**Given records**
■ ■ ■ ■

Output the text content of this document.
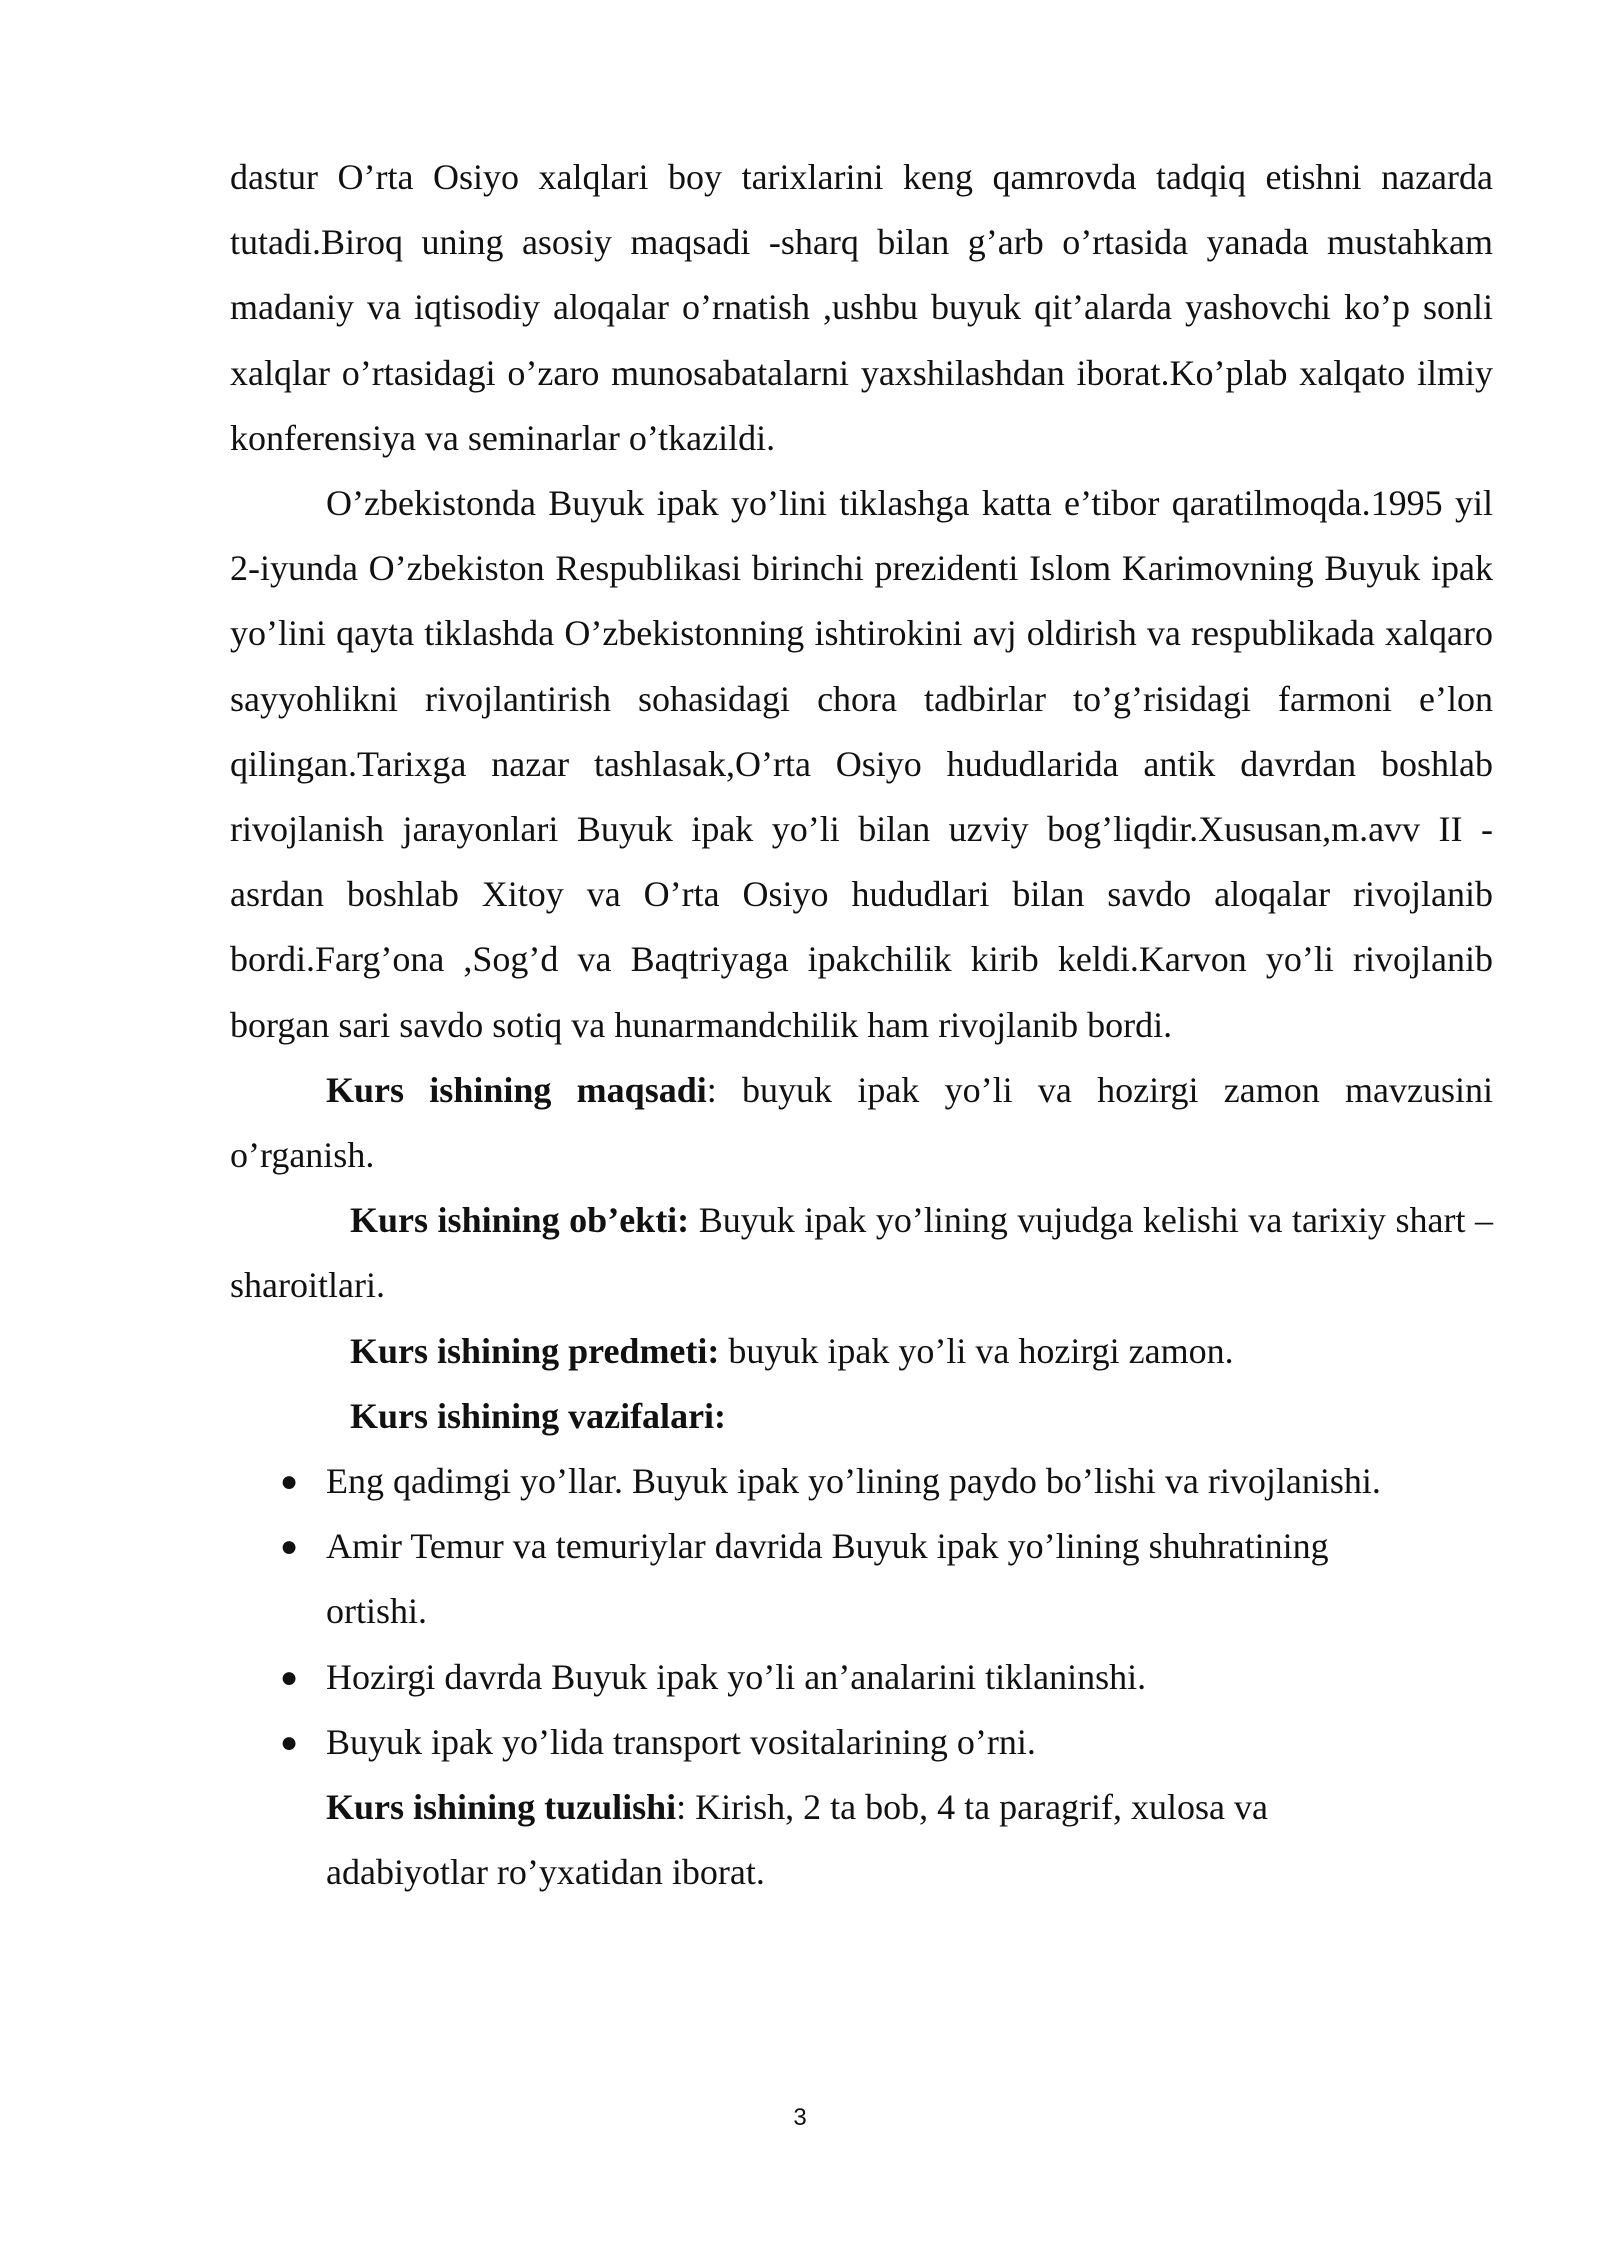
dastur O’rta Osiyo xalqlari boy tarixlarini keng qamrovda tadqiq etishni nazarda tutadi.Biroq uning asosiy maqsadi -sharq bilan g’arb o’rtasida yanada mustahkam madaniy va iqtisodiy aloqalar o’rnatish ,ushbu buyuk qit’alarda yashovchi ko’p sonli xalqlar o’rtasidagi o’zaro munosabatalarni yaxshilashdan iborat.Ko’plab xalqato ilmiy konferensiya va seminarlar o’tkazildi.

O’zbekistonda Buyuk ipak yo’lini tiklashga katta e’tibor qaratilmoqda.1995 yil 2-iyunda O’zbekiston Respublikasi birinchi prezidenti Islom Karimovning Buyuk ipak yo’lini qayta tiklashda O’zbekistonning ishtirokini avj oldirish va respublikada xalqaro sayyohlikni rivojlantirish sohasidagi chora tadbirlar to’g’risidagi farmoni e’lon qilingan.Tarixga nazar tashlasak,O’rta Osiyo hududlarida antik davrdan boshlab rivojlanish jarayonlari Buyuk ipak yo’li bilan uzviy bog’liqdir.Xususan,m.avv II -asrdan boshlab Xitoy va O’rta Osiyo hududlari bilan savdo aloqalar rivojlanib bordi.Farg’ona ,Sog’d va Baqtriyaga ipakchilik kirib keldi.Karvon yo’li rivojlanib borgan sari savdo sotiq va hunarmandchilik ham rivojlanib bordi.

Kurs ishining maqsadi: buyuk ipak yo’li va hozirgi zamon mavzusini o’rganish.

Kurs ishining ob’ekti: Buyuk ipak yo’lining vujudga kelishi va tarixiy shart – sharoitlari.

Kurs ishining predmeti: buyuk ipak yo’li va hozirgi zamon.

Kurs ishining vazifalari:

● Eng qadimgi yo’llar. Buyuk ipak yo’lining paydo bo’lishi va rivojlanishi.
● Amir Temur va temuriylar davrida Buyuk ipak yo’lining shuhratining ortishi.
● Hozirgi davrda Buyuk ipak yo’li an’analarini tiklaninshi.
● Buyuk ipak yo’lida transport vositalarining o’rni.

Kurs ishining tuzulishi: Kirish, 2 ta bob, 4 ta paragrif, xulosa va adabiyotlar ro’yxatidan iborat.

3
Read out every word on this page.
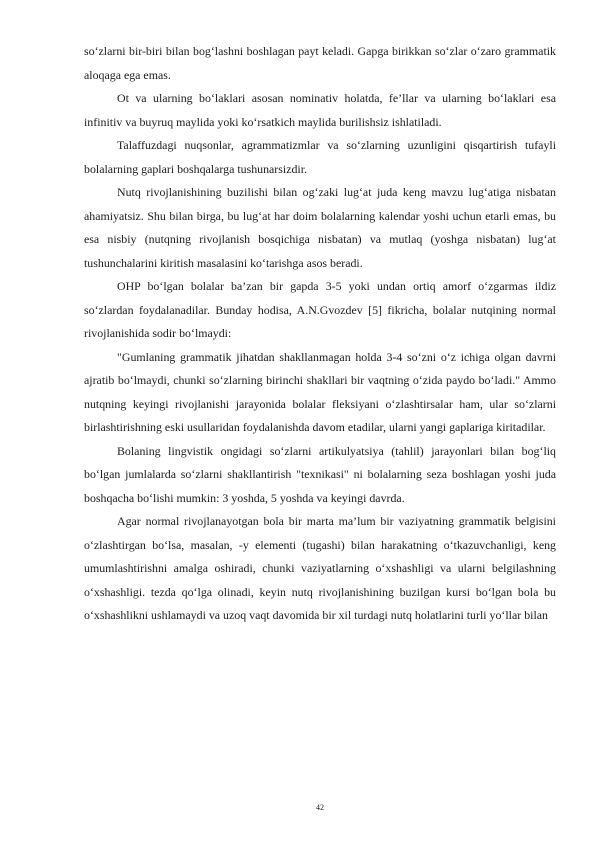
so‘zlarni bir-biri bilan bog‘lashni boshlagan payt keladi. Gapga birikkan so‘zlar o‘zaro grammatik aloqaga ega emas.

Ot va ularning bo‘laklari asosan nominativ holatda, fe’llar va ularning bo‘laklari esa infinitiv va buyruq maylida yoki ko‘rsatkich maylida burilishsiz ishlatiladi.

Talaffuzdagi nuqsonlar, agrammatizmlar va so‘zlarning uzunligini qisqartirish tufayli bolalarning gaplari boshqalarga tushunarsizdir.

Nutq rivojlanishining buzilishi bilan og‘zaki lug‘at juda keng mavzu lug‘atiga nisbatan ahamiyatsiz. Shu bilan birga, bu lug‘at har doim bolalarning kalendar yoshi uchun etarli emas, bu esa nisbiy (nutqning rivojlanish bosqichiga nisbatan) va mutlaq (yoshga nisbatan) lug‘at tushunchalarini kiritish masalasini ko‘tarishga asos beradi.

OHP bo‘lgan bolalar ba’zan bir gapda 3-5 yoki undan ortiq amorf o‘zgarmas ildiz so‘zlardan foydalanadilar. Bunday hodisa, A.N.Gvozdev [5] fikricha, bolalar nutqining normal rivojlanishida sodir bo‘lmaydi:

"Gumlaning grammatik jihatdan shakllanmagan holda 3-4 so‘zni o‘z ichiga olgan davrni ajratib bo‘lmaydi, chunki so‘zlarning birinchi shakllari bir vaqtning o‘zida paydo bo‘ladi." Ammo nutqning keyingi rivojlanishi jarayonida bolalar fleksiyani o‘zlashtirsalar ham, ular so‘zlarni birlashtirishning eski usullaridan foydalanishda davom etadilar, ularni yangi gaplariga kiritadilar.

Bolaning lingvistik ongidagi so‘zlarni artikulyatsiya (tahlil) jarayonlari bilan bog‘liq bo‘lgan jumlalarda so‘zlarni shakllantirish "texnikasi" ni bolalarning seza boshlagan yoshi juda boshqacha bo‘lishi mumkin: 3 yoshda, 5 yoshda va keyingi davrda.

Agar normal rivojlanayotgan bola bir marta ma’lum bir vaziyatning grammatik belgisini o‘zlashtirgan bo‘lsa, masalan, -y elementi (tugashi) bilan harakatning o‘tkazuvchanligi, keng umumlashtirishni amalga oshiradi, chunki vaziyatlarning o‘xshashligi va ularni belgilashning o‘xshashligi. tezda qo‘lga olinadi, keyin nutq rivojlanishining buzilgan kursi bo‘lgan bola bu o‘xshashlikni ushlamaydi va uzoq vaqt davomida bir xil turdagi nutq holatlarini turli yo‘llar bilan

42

■ ■ ■ ■

**What is required**
Scan the lines for the string "lmaydi". Pick out every line that has it.

**Exercise result**
OHP bo‘lgan bolalar ba’zan bir gapda 3-5 yoki undan ortiq amorf o‘zgarmas ildiz so‘zlardan foydalanadilar. Bunday hodisa, A.N.Gvozdev [5] fikricha, bolalar nutqining normal rivojlanishida sodir bo‘lmaydi:
"Gumlaning grammatik jihatdan shakllanmagan holda 3-4 so‘zni o‘z ichiga olgan davrni ajratib bo‘lmaydi, chunki so‘zlarning birinchi shakllari bir vaqtning o‘zida paydo bo‘ladi." Ammo nutqning keyingi rivojlanishi jarayonida bolalar fleksiyani o‘zlashtirsalar ham, ular so‘zlarni birlashtirishning eski usullaridan foydalanishda davom etadilar, ularni yangi gaplariga kiritadilar.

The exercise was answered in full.